OBJECTIVE -> Please rewrite the listing from its first line through the line that contains "candle-body [287,154,291,156]", including both. Substitute "watermark-link" for "watermark-url" and keep everything else unchanged.

──────── STORED RECORDS ────────

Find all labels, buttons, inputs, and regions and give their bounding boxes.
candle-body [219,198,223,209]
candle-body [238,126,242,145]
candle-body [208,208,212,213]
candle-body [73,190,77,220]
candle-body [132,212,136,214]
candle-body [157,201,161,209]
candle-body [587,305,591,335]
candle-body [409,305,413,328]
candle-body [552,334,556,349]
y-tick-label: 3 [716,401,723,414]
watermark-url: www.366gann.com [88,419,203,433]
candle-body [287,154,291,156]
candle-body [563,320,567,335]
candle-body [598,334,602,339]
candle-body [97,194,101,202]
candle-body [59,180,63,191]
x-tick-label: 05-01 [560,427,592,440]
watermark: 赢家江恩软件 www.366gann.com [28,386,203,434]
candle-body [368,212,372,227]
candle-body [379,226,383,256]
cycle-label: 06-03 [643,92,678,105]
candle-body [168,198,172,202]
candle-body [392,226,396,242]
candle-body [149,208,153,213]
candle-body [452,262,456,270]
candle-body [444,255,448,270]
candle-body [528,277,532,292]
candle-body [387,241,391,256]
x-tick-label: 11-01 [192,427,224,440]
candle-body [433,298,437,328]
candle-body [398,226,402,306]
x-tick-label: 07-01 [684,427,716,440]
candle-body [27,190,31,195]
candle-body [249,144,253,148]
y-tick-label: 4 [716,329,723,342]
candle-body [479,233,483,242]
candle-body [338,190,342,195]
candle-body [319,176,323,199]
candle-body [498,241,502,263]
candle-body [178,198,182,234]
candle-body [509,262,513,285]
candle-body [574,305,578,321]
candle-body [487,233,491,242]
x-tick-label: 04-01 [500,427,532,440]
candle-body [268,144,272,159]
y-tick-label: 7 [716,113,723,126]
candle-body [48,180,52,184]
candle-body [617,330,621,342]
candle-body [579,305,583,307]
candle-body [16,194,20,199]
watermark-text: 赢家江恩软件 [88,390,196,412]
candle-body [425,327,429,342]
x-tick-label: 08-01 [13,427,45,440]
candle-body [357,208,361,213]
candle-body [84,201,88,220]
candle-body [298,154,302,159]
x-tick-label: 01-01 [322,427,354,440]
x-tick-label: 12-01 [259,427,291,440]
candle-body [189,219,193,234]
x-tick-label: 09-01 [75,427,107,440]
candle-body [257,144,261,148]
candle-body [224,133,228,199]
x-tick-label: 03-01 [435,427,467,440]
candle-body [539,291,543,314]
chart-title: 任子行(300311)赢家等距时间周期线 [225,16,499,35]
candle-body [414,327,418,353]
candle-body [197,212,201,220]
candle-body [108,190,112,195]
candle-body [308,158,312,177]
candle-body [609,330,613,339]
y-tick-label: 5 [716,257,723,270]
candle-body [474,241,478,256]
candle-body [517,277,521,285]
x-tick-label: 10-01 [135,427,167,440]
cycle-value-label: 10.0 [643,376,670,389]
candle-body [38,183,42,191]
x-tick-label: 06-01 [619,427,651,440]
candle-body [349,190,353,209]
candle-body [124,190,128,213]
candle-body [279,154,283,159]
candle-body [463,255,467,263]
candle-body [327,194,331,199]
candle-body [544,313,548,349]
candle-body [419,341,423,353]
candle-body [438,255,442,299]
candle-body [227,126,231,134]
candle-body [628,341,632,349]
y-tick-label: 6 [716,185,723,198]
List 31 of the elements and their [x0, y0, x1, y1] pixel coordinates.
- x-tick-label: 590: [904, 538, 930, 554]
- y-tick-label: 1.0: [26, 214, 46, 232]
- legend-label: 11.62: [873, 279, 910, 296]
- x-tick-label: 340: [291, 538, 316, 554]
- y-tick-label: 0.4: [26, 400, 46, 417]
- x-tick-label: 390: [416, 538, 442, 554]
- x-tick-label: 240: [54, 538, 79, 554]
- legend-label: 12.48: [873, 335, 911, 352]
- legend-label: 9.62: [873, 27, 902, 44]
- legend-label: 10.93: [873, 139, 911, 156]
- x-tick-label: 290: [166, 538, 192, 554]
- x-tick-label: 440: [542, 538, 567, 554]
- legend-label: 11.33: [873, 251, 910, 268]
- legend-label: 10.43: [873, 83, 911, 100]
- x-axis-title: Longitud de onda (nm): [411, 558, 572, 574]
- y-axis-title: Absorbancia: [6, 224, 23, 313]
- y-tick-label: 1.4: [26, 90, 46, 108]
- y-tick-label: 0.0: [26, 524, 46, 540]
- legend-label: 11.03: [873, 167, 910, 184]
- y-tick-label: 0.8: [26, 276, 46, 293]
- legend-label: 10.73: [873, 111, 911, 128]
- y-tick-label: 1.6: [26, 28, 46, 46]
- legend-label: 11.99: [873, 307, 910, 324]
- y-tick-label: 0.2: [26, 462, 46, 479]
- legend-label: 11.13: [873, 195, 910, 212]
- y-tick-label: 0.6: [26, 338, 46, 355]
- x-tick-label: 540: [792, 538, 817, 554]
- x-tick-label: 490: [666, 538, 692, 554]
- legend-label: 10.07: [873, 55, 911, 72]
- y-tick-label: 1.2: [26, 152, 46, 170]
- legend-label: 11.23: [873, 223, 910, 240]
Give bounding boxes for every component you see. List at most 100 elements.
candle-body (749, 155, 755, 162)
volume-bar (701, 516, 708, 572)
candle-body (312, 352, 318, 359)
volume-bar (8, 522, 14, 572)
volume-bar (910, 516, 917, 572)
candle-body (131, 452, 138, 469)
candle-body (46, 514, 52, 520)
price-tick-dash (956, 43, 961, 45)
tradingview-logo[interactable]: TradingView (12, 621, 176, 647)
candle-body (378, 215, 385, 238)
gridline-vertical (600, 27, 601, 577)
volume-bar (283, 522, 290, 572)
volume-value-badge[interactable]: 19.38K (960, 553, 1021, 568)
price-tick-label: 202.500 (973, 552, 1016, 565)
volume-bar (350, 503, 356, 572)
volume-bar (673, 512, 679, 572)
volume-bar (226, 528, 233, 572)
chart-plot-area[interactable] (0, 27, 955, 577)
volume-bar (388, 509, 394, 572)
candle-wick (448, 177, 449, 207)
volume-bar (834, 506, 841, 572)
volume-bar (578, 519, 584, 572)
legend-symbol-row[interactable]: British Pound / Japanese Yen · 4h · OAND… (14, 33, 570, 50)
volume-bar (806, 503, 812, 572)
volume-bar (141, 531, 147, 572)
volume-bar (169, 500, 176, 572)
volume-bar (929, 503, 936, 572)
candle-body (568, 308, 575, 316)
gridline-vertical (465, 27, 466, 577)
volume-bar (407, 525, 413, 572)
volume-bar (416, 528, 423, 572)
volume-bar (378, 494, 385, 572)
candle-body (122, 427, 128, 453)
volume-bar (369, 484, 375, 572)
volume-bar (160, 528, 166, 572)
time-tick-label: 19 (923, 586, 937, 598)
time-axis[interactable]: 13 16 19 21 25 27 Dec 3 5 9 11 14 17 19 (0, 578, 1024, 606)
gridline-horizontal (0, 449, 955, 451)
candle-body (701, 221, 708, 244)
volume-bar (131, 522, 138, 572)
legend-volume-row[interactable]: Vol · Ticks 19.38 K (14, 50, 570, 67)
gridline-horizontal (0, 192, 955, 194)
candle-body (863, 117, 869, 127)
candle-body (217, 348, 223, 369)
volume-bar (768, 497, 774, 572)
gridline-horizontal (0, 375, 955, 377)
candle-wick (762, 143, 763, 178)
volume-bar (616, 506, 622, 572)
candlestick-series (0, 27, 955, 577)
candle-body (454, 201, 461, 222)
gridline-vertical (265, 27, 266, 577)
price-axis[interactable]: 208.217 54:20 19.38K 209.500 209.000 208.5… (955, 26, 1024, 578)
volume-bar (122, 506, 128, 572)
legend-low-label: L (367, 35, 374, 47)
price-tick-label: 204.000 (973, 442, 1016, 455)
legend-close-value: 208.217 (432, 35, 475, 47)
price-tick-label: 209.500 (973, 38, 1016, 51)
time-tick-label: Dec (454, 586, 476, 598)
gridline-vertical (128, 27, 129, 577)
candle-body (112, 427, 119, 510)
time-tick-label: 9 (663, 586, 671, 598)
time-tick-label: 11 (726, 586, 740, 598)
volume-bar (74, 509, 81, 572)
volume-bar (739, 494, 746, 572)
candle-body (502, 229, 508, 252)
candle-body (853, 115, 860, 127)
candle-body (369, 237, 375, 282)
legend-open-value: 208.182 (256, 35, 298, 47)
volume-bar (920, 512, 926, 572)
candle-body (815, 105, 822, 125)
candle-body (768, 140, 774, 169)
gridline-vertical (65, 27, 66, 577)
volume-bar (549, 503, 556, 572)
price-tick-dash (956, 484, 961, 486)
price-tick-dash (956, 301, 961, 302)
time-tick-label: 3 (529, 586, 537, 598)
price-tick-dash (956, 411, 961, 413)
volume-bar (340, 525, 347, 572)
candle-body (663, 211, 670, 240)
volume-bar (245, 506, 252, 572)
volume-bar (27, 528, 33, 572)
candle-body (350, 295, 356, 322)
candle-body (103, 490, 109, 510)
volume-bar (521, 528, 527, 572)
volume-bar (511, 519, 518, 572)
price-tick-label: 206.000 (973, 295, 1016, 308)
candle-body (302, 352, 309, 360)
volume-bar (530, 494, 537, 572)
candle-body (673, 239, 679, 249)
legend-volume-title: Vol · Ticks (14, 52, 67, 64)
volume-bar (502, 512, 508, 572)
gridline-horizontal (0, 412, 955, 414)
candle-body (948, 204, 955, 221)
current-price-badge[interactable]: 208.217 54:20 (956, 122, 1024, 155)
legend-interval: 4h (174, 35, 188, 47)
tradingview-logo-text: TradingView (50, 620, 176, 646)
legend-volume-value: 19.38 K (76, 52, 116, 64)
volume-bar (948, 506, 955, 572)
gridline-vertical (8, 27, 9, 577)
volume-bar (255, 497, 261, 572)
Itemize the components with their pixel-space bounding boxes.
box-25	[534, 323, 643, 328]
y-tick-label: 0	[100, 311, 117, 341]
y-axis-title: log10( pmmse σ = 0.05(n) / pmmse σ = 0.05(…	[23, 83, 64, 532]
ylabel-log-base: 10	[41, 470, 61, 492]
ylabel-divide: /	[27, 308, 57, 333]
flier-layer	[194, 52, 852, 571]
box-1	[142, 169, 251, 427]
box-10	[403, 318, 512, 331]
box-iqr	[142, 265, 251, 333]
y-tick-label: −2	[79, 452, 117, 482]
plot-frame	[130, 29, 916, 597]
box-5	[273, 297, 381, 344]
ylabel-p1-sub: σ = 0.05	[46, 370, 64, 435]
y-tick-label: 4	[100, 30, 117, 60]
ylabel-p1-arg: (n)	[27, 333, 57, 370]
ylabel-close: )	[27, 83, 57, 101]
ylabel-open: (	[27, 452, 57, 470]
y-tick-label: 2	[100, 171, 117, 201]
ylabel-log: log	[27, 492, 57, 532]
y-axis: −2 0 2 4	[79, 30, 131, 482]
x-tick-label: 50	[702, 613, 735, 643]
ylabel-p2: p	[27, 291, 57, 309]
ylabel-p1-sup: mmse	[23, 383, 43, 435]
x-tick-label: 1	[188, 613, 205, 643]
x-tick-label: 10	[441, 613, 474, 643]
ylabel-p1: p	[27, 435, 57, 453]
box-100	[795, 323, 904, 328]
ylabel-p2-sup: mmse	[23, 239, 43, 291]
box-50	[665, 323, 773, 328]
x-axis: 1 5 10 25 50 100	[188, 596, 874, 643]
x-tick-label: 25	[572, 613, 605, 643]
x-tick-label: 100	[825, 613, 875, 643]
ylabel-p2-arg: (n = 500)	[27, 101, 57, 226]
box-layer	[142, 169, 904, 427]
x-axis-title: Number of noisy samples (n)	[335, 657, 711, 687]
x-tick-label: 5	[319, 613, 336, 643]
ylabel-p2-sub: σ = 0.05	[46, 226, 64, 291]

────────

SOLUTION TO THIS EXERCISE ->
Find all labels, buttons, inputs, and regions and give their bounding boxes.
candle-body [219,198,223,209]
candle-body [238,126,242,145]
candle-body [208,208,212,213]
candle-body [73,190,77,220]
candle-body [132,212,136,214]
candle-body [157,201,161,209]
candle-body [587,305,591,335]
candle-body [409,305,413,328]
candle-body [552,334,556,349]
y-tick-label: 3 [716,401,723,414]
watermark-link: www.366gann.com [88,419,203,433]
candle-body [287,154,291,156]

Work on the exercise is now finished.